# Given problem
State how many lines of the listing below include the word "следующий". Give only the number.

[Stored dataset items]
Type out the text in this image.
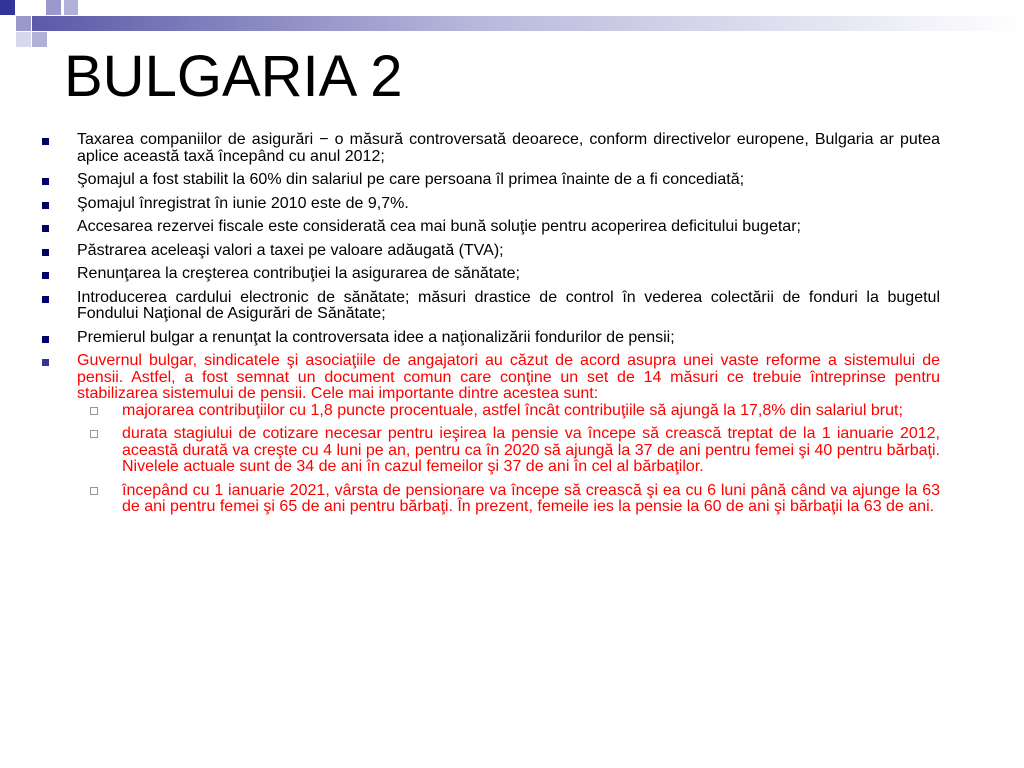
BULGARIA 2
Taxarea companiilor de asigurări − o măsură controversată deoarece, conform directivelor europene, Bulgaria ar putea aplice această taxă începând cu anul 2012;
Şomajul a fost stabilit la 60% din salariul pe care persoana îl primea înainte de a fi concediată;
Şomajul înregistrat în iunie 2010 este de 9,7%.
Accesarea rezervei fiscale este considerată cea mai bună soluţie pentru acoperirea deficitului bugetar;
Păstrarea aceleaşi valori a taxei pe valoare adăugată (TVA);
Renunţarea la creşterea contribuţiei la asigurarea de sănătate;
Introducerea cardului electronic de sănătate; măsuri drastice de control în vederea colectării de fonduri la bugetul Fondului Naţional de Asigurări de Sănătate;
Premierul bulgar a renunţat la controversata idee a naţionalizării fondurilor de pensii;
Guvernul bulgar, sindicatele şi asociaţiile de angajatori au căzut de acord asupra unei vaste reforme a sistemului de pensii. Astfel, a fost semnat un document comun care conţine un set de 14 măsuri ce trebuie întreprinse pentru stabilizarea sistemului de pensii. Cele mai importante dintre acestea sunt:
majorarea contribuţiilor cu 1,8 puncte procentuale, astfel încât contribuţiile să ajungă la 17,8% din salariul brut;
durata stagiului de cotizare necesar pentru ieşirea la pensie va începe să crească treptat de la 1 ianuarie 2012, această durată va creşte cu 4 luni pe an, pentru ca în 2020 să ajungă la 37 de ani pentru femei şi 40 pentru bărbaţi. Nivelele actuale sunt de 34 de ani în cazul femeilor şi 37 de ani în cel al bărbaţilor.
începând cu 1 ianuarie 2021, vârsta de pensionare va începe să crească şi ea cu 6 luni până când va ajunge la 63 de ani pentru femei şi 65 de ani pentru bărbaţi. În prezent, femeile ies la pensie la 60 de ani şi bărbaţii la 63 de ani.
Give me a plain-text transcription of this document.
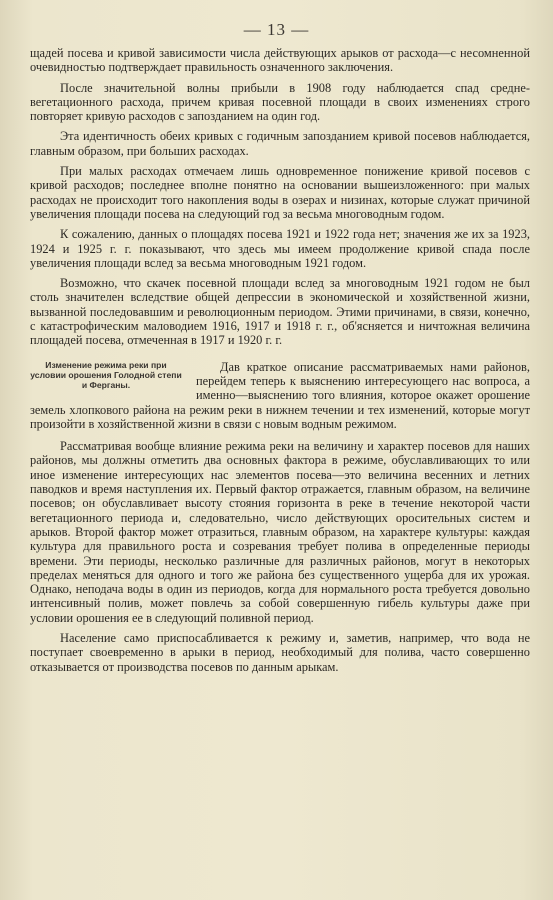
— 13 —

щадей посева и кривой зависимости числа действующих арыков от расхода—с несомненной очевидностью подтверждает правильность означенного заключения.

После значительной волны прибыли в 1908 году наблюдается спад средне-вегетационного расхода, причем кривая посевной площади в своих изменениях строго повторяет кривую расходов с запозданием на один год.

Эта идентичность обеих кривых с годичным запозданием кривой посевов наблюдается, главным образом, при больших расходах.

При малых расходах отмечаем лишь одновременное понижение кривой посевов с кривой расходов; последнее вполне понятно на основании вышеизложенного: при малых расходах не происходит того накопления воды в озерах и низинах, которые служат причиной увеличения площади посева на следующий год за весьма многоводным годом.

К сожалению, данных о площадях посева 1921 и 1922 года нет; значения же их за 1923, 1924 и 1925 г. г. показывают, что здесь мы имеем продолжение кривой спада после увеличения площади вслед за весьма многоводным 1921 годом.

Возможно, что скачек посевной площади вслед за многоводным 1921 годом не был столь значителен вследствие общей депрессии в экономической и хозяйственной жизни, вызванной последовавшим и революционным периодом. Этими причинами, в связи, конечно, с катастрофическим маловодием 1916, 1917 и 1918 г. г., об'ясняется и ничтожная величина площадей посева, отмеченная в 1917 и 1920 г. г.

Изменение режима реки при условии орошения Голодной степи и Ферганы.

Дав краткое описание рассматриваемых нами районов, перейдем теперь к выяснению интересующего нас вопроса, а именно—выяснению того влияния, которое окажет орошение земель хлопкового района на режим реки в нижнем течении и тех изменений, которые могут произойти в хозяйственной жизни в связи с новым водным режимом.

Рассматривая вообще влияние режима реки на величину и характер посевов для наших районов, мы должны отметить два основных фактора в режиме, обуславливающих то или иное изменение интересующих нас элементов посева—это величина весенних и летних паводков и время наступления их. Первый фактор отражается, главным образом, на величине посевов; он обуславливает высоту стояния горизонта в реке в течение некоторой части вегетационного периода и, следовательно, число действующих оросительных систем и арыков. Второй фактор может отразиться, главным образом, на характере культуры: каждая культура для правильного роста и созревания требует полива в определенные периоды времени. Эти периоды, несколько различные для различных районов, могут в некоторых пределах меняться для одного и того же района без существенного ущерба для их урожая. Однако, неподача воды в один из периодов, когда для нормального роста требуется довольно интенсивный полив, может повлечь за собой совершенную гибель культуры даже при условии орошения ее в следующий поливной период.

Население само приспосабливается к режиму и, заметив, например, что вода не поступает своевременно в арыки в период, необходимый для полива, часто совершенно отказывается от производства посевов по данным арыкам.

==

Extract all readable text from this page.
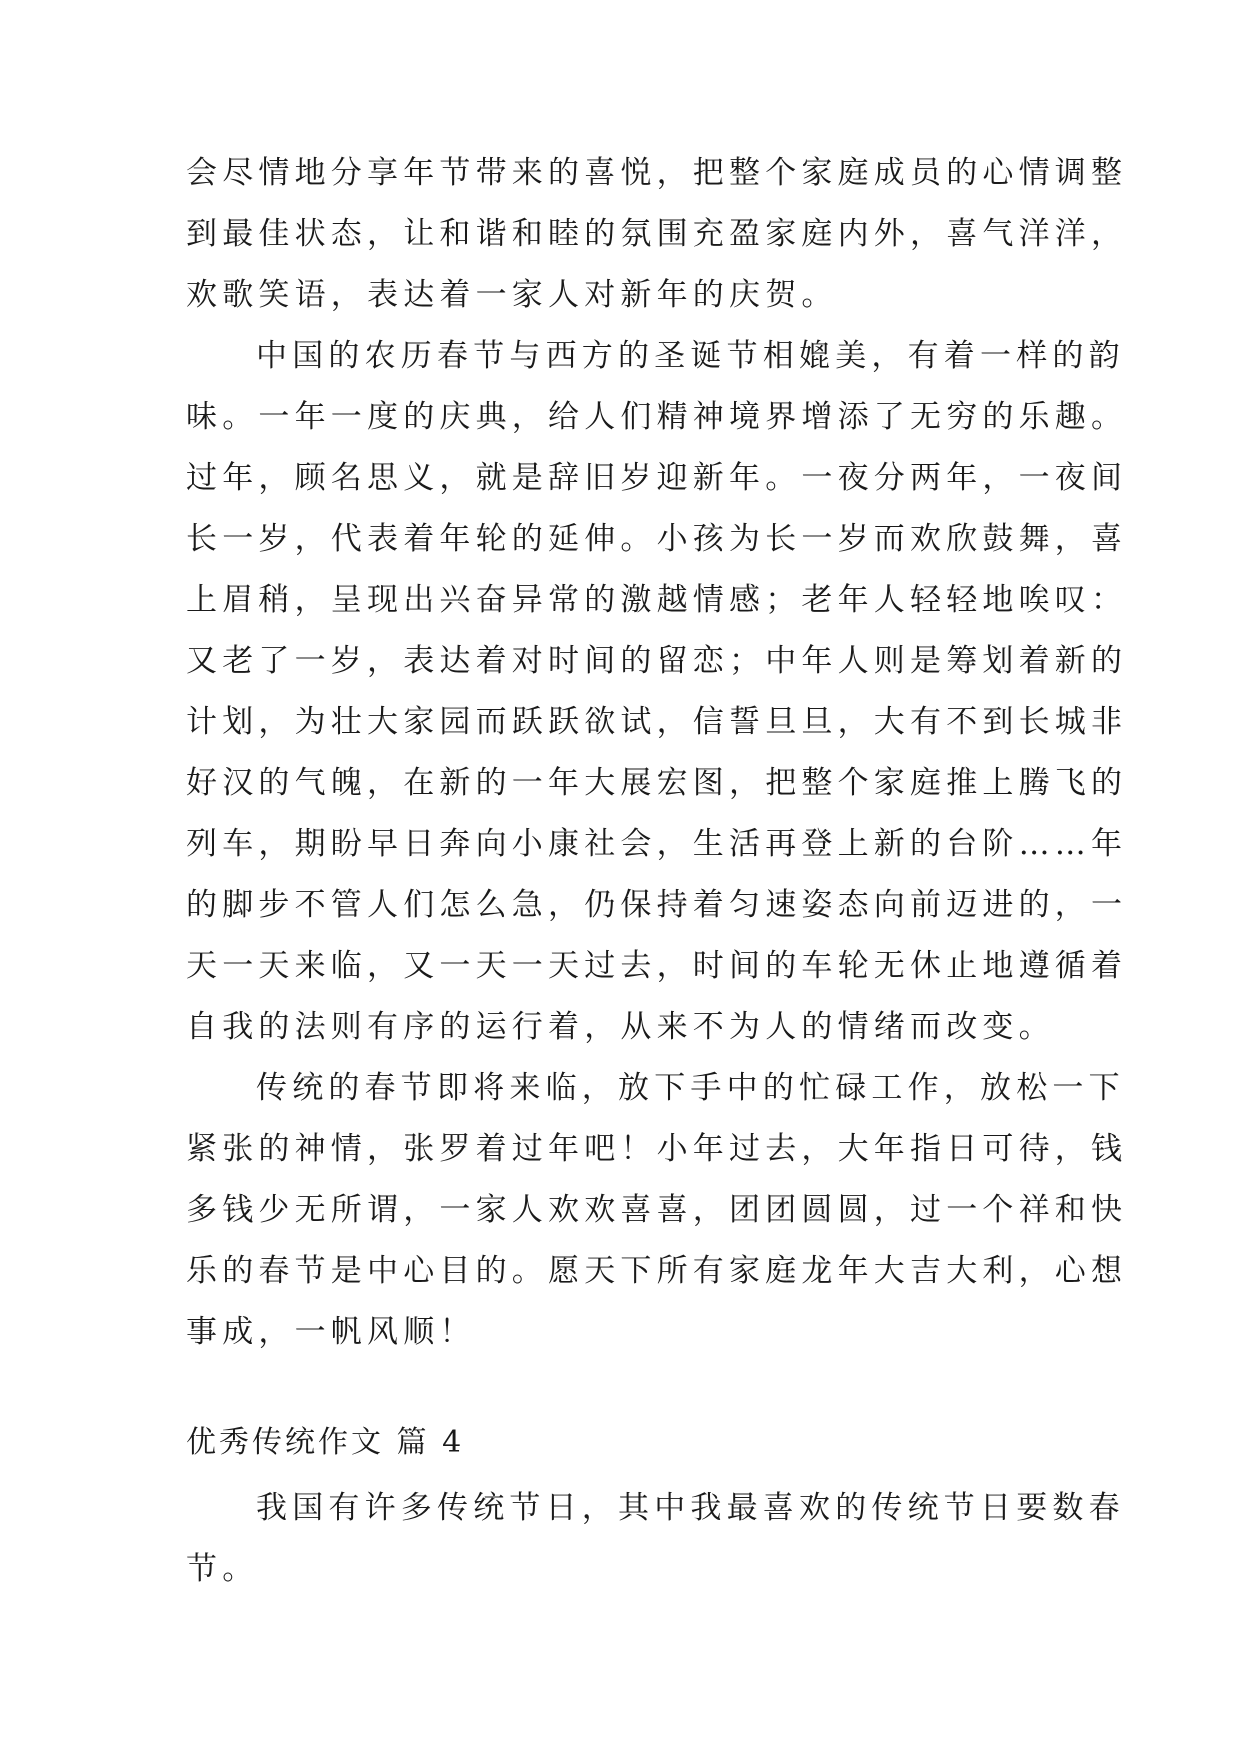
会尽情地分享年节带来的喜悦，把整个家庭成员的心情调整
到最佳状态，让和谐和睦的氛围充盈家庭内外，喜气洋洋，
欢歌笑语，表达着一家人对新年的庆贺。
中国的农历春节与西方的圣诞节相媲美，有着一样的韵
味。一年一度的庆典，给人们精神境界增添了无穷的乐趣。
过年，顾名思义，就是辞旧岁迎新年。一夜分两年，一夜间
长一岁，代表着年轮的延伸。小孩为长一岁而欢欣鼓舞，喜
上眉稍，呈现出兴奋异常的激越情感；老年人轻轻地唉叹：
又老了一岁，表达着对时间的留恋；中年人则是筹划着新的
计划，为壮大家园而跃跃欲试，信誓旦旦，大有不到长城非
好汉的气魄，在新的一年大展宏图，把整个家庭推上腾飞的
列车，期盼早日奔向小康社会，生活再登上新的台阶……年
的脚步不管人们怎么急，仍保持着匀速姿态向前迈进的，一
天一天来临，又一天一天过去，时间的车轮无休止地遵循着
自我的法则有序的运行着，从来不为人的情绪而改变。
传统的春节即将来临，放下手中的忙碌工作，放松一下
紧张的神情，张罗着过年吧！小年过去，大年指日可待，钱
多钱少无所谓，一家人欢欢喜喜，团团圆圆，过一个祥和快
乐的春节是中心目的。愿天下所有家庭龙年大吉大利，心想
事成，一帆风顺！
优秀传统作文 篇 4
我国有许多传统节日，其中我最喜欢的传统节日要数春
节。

# Result
2